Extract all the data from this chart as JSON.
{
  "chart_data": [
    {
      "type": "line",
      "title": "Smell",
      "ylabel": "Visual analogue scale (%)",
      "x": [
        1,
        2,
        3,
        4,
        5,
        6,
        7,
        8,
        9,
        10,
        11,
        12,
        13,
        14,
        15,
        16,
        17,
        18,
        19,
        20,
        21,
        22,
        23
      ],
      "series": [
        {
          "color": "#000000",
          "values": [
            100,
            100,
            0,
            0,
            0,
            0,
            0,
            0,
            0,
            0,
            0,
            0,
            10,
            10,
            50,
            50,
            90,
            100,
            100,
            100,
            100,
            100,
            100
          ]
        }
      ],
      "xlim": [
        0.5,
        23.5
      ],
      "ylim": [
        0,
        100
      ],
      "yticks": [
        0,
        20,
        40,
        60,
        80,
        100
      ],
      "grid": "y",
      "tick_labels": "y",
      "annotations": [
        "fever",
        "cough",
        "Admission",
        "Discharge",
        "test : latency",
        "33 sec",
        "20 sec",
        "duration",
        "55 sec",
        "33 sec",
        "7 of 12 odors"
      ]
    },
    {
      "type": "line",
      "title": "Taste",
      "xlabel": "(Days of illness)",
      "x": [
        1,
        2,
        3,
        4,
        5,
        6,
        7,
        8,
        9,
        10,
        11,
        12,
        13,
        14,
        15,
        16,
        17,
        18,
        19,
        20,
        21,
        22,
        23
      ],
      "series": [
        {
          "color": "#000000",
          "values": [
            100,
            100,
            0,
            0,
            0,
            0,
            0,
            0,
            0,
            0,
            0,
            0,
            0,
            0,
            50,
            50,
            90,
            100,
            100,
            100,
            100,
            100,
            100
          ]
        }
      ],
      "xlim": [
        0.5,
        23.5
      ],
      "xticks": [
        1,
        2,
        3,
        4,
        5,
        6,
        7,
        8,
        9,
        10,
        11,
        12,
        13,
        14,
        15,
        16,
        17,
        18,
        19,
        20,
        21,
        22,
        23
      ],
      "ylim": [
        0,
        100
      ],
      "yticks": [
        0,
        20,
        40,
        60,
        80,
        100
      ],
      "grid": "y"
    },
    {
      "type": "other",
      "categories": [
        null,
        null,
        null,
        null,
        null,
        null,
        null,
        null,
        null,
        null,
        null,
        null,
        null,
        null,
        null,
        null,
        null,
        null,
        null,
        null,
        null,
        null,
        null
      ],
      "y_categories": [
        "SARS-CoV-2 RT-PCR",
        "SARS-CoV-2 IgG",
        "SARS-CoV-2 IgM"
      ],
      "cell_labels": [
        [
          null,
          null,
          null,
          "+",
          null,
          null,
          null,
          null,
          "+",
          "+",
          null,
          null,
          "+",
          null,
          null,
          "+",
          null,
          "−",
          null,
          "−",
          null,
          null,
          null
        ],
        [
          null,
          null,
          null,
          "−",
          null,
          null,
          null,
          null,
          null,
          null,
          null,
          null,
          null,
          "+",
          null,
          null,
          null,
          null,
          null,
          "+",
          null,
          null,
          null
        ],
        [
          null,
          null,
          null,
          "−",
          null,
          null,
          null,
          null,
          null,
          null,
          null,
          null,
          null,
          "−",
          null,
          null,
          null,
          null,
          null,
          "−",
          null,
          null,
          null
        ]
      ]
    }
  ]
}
§ §
Write out every line from the records above, word for word.

**Result of the exercise**:
Extract all the data from this chart as JSON.
{
  "chart_data": [
    {
      "type": "line",
      "title": "Smell",
      "ylabel": "Visual analogue scale (%)",
      "x": [
        1,
        2,
        3,
        4,
        5,
        6,
        7,
        8,
        9,
        10,
        11,
        12,
        13,
        14,
        15,
        16,
        17,
        18,
        19,
        20,
        21,
        22,
        23
      ],
      "series": [
        {
          "color": "#000000",
          "values": [
            100,
            100,
            0,
            0,
            0,
            0,
            0,
            0,
            0,
            0,
            0,
            0,
            10,
            10,
            50,
            50,
            90,
            100,
            100,
            100,
            100,
            100,
            100
          ]
        }
      ],
      "xlim": [
        0.5,
        23.5
      ],
      "ylim": [
        0,
        100
      ],
      "yticks": [
        0,
        20,
        40,
        60,
        80,
        100
      ],
      "grid": "y",
      "tick_labels": "y",
      "annotations": [
        "fever",
        "cough",
        "Admission",
        "Discharge",
        "test : latency",
        "33 sec",
        "20 sec",
        "duration",
        "55 sec",
        "33 sec",
        "7 of 12 odors"
      ]
    },
    {
      "type": "line",
      "title": "Taste",
      "xlabel": "(Days of illness)",
      "x": [
        1,
        2,
        3,
        4,
        5,
        6,
        7,
        8,
        9,
        10,
        11,
        12,
        13,
        14,
        15,
        16,
        17,
        18,
        19,
        20,
        21,
        22,
        23
      ],
      "series": [
        {
          "color": "#000000",
          "values": [
            100,
            100,
            0,
            0,
            0,
            0,
            0,
            0,
            0,
            0,
            0,
            0,
            0,
            0,
            50,
            50,
            90,
            100,
            100,
            100,
            100,
            100,
            100
          ]
        }
      ],
      "xlim": [
        0.5,
        23.5
      ],
      "xticks": [
        1,
        2,
        3,
        4,
        5,
        6,
        7,
        8,
        9,
        10,
        11,
        12,
        13,
        14,
        15,
        16,
        17,
        18,
        19,
        20,
        21,
        22,
        23
      ],
      "ylim": [
        0,
        100
      ],
      "yticks": [
        0,
        20,
        40,
        60,
        80,
        100
      ],
      "grid": "y"
    },
    {
      "type": "other",
      "categories": [
        null,
        null,
        null,
        null,
        null,
        null,
        null,
        null,
        null,
        null,
        null,
        null,
        null,
        null,
        null,
        null,
        null,
        null,
        null,
        null,
        null,
        null,
        null
      ],
      "y_categories": [
        "SARS-CoV-2 RT-PCR",
        "SARS-CoV-2 IgG",
        "SARS-CoV-2 IgM"
      ],
      "cell_labels": [
        [
          null,
          null,
          null,
          "+",
          null,
          null,
          null,
          null,
          "+",
          "+",
          null,
          null,
          "+",
          null,
          null,
          "+",
          null,
          "−",
          null,
          "−",
          null,
          null,
          null
        ],
        [
          null,
          null,
          null,
          "−",
          null,
          null,
          null,
          null,
          null,
          null,
          null,
          null,
          null,
          "+",
          null,
          null,
          null,
          null,
          null,
          "+",
          null,
          null,
          null
        ],
        [
          null,
          null,
          null,
          "−",
          null,
          null,
          null,
          null,
          null,
          null,
          null,
          null,
          null,
          "−",
          null,
          null,
          null,
          null,
          null,
          "−",
          null,
          null,
          null
        ]
      ]
    }
  ]
}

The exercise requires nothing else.